## Exercise task
Filter the entries, keeping every line with the word "future".

## Listed entries
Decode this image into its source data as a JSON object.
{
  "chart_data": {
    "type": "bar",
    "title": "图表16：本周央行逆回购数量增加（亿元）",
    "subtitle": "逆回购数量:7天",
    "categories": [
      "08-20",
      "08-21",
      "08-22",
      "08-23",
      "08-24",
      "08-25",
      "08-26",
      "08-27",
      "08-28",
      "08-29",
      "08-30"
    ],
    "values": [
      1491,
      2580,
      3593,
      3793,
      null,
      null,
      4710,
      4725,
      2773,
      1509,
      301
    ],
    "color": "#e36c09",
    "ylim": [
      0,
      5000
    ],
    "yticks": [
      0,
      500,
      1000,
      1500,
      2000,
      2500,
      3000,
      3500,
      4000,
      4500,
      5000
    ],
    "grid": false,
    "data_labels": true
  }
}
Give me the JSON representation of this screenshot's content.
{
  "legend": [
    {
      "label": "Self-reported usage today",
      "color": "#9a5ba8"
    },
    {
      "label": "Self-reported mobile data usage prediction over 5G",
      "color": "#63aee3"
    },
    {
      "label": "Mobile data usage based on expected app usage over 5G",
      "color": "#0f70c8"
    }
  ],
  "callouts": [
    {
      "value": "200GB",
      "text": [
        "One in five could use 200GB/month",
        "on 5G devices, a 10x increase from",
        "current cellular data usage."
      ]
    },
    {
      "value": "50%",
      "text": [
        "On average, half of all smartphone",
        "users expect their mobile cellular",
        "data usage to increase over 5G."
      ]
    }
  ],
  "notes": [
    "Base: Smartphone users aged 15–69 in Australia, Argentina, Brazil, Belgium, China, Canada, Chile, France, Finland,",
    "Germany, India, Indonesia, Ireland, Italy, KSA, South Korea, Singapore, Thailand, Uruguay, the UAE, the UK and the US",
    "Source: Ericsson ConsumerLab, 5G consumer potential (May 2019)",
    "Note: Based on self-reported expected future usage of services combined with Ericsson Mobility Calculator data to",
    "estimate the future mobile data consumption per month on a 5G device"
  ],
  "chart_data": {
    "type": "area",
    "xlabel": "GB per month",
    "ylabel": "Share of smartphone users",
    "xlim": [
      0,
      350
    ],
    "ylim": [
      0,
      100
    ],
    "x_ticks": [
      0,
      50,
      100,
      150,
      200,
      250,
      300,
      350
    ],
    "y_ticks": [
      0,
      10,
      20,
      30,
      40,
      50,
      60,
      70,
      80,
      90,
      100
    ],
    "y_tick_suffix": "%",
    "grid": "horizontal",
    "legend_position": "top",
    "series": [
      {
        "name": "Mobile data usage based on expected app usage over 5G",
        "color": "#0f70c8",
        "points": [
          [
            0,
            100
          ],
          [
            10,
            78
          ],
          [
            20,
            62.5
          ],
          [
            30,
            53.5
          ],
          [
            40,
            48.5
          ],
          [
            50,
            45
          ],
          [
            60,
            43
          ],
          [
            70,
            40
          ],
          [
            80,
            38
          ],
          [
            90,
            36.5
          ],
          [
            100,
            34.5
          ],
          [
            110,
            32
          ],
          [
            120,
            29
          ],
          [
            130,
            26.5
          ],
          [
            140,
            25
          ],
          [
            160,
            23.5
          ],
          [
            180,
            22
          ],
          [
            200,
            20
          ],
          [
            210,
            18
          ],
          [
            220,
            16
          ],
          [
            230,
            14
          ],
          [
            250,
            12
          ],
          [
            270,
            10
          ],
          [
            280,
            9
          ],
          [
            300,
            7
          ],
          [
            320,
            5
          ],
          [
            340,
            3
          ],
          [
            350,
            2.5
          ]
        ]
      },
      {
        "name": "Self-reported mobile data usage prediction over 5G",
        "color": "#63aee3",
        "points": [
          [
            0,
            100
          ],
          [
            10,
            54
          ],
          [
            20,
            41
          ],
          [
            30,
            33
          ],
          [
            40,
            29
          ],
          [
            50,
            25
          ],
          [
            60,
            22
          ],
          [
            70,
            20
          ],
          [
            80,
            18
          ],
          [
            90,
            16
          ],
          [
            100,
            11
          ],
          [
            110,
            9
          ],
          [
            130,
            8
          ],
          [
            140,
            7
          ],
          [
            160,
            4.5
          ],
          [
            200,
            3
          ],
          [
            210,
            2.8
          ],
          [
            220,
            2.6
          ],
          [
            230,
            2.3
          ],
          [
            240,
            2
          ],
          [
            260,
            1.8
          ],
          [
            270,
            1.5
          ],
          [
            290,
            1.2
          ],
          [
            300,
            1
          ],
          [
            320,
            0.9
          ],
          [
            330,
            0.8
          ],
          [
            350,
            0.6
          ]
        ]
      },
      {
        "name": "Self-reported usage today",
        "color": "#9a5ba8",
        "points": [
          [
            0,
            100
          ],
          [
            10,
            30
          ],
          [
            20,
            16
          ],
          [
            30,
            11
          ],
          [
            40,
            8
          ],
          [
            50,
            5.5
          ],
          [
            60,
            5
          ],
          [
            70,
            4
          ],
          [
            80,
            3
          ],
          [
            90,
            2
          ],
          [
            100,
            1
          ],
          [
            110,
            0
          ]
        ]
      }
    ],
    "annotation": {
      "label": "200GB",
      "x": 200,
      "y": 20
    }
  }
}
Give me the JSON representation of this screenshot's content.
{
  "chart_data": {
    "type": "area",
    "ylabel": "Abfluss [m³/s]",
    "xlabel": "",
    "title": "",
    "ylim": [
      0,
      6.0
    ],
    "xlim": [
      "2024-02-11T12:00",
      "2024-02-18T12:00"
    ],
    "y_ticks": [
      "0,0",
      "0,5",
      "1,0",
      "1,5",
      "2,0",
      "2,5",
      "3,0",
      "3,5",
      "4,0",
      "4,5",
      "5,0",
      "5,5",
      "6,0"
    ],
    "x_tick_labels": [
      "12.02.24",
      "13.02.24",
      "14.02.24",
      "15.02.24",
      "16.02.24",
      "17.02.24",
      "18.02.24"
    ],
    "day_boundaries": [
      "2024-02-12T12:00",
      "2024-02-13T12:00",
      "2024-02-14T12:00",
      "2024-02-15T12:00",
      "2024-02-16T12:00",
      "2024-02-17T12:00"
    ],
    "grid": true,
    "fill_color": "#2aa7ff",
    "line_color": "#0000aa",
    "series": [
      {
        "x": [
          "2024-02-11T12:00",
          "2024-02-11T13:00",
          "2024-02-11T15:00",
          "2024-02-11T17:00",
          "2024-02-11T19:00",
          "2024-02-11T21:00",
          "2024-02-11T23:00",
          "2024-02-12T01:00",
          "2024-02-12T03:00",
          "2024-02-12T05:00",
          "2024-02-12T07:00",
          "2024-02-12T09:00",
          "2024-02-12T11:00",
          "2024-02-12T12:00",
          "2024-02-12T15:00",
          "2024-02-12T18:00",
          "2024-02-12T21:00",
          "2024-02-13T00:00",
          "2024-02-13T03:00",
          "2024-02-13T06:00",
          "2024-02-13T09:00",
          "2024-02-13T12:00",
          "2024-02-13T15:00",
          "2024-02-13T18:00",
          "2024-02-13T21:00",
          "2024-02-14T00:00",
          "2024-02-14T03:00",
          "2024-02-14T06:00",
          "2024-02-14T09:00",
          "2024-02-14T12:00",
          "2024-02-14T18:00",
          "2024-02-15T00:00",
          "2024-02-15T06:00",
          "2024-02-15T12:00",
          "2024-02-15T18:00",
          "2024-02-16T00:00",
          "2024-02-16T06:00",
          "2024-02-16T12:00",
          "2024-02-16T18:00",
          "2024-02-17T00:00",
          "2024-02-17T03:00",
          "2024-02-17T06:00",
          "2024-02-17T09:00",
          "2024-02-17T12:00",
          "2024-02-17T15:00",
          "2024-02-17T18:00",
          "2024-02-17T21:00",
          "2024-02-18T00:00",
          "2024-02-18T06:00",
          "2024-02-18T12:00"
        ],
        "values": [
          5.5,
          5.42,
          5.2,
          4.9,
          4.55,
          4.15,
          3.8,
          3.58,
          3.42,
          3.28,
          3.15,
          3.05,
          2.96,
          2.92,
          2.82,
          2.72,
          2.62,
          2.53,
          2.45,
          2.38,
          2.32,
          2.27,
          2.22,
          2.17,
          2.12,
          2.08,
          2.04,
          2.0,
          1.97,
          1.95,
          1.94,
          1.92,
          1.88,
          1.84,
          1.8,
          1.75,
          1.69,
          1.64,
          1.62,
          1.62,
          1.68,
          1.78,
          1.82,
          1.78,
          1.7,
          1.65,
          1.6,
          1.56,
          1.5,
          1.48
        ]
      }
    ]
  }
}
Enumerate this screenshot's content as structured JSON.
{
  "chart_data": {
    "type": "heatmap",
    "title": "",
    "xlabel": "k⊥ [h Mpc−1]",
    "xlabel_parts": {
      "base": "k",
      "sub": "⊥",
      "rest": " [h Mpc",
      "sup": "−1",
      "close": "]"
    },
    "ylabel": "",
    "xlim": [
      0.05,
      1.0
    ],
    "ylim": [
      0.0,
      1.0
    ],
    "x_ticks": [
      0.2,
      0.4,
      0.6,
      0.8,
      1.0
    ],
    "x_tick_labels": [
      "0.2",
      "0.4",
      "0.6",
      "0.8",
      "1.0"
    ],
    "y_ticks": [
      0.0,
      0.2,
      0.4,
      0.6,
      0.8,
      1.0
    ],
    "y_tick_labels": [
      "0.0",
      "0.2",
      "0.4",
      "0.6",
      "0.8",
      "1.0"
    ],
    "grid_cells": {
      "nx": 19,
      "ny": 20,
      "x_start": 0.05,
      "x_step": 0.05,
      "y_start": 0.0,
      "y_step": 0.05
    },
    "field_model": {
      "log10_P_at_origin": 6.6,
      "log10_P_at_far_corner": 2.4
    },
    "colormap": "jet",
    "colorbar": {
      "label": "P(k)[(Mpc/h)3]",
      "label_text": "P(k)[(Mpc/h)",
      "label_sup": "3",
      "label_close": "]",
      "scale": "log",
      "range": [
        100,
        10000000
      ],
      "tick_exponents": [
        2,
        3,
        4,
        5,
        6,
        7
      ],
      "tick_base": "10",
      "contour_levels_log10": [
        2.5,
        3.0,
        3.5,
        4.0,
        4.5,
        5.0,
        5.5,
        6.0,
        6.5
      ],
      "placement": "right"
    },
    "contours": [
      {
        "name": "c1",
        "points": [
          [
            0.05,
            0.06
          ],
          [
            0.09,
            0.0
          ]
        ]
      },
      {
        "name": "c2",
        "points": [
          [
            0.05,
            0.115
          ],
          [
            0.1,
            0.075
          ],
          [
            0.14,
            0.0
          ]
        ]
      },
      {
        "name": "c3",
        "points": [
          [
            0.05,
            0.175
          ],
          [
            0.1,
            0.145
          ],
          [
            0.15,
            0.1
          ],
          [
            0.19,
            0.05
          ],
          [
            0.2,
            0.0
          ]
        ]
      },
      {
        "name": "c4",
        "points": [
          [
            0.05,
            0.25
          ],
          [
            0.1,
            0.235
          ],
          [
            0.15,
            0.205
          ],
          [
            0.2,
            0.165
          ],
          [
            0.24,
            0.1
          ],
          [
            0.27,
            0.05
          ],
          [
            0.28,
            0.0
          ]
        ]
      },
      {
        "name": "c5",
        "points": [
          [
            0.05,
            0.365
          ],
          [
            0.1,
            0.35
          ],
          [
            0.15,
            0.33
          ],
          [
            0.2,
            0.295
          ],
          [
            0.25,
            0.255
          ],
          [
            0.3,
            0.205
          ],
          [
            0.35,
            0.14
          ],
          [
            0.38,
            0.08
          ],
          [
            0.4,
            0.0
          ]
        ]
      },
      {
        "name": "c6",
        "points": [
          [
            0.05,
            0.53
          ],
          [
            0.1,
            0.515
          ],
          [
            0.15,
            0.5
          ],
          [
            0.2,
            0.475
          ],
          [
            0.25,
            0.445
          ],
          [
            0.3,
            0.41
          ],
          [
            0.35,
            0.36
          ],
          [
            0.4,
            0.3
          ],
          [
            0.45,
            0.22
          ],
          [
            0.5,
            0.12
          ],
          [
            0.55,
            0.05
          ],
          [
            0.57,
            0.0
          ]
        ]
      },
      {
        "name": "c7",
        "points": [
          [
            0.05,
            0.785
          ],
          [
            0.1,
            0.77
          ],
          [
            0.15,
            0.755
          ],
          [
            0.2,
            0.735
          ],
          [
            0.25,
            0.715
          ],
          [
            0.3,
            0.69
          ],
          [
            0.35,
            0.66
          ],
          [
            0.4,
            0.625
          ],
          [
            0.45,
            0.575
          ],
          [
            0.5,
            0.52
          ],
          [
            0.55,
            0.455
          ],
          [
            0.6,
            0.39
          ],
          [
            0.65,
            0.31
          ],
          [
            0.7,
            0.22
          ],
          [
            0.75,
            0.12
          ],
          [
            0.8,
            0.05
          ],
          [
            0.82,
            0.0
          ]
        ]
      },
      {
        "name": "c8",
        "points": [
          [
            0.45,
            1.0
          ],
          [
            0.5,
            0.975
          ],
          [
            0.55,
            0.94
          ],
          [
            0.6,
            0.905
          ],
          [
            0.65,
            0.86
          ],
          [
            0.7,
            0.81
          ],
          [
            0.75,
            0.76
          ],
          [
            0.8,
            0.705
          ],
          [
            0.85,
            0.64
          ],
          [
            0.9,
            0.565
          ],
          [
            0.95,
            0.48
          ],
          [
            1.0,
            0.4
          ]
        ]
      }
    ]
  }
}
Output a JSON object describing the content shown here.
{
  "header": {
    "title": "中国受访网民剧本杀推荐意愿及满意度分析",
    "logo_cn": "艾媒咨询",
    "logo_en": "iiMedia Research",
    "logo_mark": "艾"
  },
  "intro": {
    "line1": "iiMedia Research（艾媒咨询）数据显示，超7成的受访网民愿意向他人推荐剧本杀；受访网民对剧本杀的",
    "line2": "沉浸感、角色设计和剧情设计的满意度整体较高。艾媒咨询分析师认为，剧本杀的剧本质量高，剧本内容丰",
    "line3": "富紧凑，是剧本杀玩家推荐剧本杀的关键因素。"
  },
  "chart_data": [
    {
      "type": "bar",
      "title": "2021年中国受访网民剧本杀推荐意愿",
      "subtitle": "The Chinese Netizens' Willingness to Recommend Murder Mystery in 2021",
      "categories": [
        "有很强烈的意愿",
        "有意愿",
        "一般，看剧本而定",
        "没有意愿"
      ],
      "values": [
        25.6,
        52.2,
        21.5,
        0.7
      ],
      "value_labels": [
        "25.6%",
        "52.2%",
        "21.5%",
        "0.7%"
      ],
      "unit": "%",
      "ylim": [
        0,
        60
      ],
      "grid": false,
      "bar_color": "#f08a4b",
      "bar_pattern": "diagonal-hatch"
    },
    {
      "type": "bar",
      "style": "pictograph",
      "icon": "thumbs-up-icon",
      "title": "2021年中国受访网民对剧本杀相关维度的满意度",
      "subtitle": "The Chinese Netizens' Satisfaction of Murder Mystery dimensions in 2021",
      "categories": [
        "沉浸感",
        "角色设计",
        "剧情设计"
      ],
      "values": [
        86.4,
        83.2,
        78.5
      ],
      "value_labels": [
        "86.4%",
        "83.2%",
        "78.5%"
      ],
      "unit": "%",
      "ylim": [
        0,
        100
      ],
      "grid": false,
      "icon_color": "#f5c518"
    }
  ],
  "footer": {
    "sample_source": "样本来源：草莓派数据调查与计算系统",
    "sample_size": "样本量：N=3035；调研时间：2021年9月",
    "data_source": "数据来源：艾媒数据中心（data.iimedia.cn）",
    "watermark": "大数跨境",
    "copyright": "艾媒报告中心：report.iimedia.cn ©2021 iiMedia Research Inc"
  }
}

## Output for this task
    "Note: Based on self-reported expected future usage of services combined with Ericsson Mobility Calculator data to",
    "estimate the future mobile data consumption per month on a 5G device"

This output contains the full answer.